▶ [STATED PROBLEM] Please copy the data below line for line, changing nothing.

▶ [MATERIAL FOR THE TASK]
begin
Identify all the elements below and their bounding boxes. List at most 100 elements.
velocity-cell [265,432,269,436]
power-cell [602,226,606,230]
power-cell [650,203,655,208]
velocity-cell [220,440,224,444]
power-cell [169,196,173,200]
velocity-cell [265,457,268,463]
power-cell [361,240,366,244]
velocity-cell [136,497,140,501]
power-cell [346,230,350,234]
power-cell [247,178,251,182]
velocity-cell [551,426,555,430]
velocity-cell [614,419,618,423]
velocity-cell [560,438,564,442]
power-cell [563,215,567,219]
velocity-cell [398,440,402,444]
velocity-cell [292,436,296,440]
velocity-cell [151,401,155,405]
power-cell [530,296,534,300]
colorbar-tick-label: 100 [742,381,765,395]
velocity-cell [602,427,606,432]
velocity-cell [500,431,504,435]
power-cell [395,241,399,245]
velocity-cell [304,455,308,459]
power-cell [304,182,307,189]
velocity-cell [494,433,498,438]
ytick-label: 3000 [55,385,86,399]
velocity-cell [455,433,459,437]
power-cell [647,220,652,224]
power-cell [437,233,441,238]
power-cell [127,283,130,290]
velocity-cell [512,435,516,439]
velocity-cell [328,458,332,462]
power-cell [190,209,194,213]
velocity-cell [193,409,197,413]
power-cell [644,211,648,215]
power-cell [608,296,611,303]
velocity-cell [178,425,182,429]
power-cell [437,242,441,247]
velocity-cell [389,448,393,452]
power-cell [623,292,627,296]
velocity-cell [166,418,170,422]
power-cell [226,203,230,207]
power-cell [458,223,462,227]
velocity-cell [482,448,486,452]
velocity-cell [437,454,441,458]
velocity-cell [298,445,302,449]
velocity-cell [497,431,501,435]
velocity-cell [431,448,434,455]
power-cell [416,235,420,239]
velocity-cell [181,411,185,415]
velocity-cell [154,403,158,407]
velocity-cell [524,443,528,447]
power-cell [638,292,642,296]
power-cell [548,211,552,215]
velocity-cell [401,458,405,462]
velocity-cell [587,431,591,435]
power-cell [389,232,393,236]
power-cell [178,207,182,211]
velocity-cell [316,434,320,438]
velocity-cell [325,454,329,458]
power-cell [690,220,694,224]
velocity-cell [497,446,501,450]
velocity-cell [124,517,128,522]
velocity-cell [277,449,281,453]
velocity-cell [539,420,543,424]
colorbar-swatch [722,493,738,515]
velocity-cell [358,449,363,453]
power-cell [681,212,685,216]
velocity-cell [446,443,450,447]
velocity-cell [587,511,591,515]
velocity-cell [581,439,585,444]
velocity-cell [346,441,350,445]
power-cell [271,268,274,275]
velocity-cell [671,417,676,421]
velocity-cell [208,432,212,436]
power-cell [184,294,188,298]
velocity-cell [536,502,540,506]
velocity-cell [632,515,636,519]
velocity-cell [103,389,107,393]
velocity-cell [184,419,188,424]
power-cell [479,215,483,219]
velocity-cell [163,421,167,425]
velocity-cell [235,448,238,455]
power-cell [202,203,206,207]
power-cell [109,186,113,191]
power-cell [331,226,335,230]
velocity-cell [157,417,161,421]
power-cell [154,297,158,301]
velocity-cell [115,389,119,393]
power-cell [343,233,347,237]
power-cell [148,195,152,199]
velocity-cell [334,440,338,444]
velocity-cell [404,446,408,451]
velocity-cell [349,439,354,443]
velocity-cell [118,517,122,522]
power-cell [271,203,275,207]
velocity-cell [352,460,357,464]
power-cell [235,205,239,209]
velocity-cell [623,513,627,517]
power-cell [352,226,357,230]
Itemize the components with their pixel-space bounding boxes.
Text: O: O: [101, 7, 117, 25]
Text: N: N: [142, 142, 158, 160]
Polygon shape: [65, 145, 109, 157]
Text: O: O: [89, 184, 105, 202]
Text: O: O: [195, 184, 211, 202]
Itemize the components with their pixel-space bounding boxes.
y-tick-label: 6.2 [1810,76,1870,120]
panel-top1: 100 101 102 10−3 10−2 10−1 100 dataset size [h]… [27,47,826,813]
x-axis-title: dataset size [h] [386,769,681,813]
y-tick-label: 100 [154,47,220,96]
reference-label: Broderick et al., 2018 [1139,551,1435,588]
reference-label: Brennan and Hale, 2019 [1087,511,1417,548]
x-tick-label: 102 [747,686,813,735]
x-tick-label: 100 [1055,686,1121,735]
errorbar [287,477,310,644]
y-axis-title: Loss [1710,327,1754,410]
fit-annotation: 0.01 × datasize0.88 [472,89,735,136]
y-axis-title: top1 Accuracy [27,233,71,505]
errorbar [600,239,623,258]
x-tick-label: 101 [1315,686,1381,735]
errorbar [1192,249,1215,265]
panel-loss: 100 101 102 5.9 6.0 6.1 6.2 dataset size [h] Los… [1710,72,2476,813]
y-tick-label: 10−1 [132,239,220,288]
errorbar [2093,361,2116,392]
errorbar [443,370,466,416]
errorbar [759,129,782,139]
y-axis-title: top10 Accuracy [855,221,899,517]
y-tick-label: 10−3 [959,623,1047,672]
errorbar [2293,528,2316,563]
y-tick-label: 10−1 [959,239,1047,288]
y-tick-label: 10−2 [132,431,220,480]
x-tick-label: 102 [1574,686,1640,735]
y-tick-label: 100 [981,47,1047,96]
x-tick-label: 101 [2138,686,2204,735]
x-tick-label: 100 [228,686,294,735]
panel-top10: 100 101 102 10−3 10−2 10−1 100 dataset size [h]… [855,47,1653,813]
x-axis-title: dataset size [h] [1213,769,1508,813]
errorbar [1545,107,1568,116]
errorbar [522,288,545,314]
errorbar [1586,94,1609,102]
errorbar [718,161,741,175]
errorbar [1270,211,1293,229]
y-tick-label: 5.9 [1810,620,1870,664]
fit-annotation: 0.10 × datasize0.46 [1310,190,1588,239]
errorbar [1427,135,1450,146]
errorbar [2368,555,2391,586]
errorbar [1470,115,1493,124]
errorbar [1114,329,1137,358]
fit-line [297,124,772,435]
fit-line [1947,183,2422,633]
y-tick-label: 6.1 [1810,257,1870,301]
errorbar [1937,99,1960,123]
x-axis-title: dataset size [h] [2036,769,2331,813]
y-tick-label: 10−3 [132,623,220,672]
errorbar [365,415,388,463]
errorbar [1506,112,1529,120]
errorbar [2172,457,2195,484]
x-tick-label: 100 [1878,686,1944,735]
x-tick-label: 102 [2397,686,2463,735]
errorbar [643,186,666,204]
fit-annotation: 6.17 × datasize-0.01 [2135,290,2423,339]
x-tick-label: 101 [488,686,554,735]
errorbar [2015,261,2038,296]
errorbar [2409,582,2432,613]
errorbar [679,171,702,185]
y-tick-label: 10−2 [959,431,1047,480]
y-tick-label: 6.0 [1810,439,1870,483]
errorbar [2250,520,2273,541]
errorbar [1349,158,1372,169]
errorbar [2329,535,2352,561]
end
▶ [OUTPUT]
Identify all the elements below and their bounding boxes. List at most 100 elements.
velocity-cell [265,432,269,436]
power-cell [602,226,606,230]
power-cell [650,203,655,208]
velocity-cell [220,440,224,444]
power-cell [169,196,173,200]
velocity-cell [265,457,268,463]
power-cell [361,240,366,244]
velocity-cell [136,497,140,501]
power-cell [346,230,350,234]
power-cell [247,178,251,182]
velocity-cell [551,426,555,430]
velocity-cell [614,419,618,423]
velocity-cell [560,438,564,442]
power-cell [563,215,567,219]
velocity-cell [398,440,402,444]
velocity-cell [292,436,296,440]
velocity-cell [151,401,155,405]
power-cell [530,296,534,300]
colorbar-tick-label: 100 [742,381,765,395]
velocity-cell [602,427,606,432]
velocity-cell [500,431,504,435]
power-cell [395,241,399,245]
velocity-cell [304,455,308,459]
power-cell [304,182,307,189]
velocity-cell [494,433,498,438]
ytick-label: 3000 [55,385,86,399]
velocity-cell [455,433,459,437]
power-cell [647,220,652,224]
power-cell [437,233,441,238]
power-cell [127,283,130,290]
velocity-cell [512,435,516,439]
velocity-cell [328,458,332,462]
power-cell [190,209,194,213]
velocity-cell [193,409,197,413]
power-cell [644,211,648,215]
power-cell [608,296,611,303]
velocity-cell [178,425,182,429]
power-cell [437,242,441,247]
velocity-cell [389,448,393,452]
power-cell [623,292,627,296]
velocity-cell [166,418,170,422]
power-cell [226,203,230,207]
power-cell [458,223,462,227]
velocity-cell [482,448,486,452]
velocity-cell [437,454,441,458]
velocity-cell [298,445,302,449]
velocity-cell [497,431,501,435]
velocity-cell [431,448,434,455]
power-cell [416,235,420,239]
velocity-cell [181,411,185,415]
velocity-cell [154,403,158,407]
velocity-cell [524,443,528,447]
power-cell [638,292,642,296]
power-cell [548,211,552,215]
velocity-cell [401,458,405,462]
velocity-cell [587,431,591,435]
power-cell [389,232,393,236]
power-cell [178,207,182,211]
velocity-cell [316,434,320,438]
velocity-cell [325,454,329,458]
power-cell [690,220,694,224]
velocity-cell [497,446,501,450]
velocity-cell [124,517,128,522]
velocity-cell [277,449,281,453]
velocity-cell [539,420,543,424]
colorbar-swatch [722,493,738,515]
velocity-cell [358,449,363,453]
power-cell [681,212,685,216]
velocity-cell [446,443,450,447]
velocity-cell [587,511,591,515]
velocity-cell [581,439,585,444]
velocity-cell [346,441,350,445]
power-cell [271,268,274,275]
velocity-cell [671,417,676,421]
velocity-cell [208,432,212,436]
power-cell [184,294,188,298]
velocity-cell [536,502,540,506]
velocity-cell [632,515,636,519]
velocity-cell [103,389,107,393]
velocity-cell [184,419,188,424]
power-cell [479,215,483,219]
velocity-cell [163,421,167,425]
velocity-cell [235,448,238,455]
power-cell [202,203,206,207]
power-cell [109,186,113,191]
power-cell [331,226,335,230]
velocity-cell [157,417,161,421]
power-cell [154,297,158,301]
velocity-cell [115,389,119,393]
power-cell [343,233,347,237]
power-cell [148,195,152,199]
velocity-cell [334,440,338,444]
velocity-cell [404,446,408,451]
velocity-cell [349,439,354,443]
velocity-cell [118,517,122,522]
power-cell [271,203,275,207]
velocity-cell [352,460,357,464]
power-cell [235,205,239,209]
velocity-cell [623,513,627,517]
power-cell [352,226,357,230]
Itemize the components with their pixel-space bounding boxes.
Text: O: O: [101, 7, 117, 25]
Text: N: N: [142, 142, 158, 160]
Polygon shape: [65, 145, 109, 157]
Text: O: O: [89, 184, 105, 202]
Text: O: O: [195, 184, 211, 202]
Itemize the components with their pixel-space bounding boxes.
y-tick-label: 6.2 [1810,76,1870,120]
panel-top1: 100 101 102 10−3 10−2 10−1 100 dataset size [h]… [27,47,826,813]
x-axis-title: dataset size [h] [386,769,681,813]
y-tick-label: 100 [154,47,220,96]
reference-label: Broderick et al., 2018 [1139,551,1435,588]
reference-label: Brennan and Hale, 2019 [1087,511,1417,548]
x-tick-label: 102 [747,686,813,735]
x-tick-label: 100 [1055,686,1121,735]
errorbar [287,477,310,644]
y-axis-title: Loss [1710,327,1754,410]
fit-annotation: 0.01 × datasize0.88 [472,89,735,136]
y-axis-title: top1 Accuracy [27,233,71,505]
errorbar [600,239,623,258]
x-tick-label: 101 [1315,686,1381,735]
errorbar [1192,249,1215,265]
panel-loss: 100 101 102 5.9 6.0 6.1 6.2 dataset size [h] Los… [1710,72,2476,813]
y-tick-label: 10−1 [132,239,220,288]
errorbar [2093,361,2116,392]
errorbar [443,370,466,416]
errorbar [759,129,782,139]
y-axis-title: top10 Accuracy [855,221,899,517]
y-tick-label: 10−3 [959,623,1047,672]
errorbar [2293,528,2316,563]
y-tick-label: 10−1 [959,239,1047,288]
y-tick-label: 10−2 [132,431,220,480]
x-tick-label: 102 [1574,686,1640,735]
y-tick-label: 100 [981,47,1047,96]
x-tick-label: 101 [2138,686,2204,735]
x-tick-label: 100 [228,686,294,735]
panel-top10: 100 101 102 10−3 10−2 10−1 100 dataset size [h]… [855,47,1653,813]
x-axis-title: dataset size [h] [1213,769,1508,813]
errorbar [1545,107,1568,116]
errorbar [522,288,545,314]
errorbar [1586,94,1609,102]
errorbar [718,161,741,175]
errorbar [1270,211,1293,229]
y-tick-label: 5.9 [1810,620,1870,664]
fit-annotation: 0.10 × datasize0.46 [1310,190,1588,239]
errorbar [1427,135,1450,146]
errorbar [2368,555,2391,586]
errorbar [1470,115,1493,124]
errorbar [1114,329,1137,358]
fit-line [297,124,772,435]
fit-line [1947,183,2422,633]
y-tick-label: 6.1 [1810,257,1870,301]
errorbar [1937,99,1960,123]
x-axis-title: dataset size [h] [2036,769,2331,813]
y-tick-label: 10−3 [132,623,220,672]
errorbar [365,415,388,463]
errorbar [1506,112,1529,120]
errorbar [2172,457,2195,484]
x-tick-label: 100 [1878,686,1944,735]
x-tick-label: 102 [2397,686,2463,735]
errorbar [643,186,666,204]
fit-annotation: 6.17 × datasize-0.01 [2135,290,2423,339]
x-tick-label: 101 [488,686,554,735]
errorbar [2015,261,2038,296]
errorbar [2409,582,2432,613]
errorbar [679,171,702,185]
y-tick-label: 10−2 [959,431,1047,480]
y-tick-label: 6.0 [1810,439,1870,483]
errorbar [2250,520,2273,541]
errorbar [1349,158,1372,169]
errorbar [2329,535,2352,561]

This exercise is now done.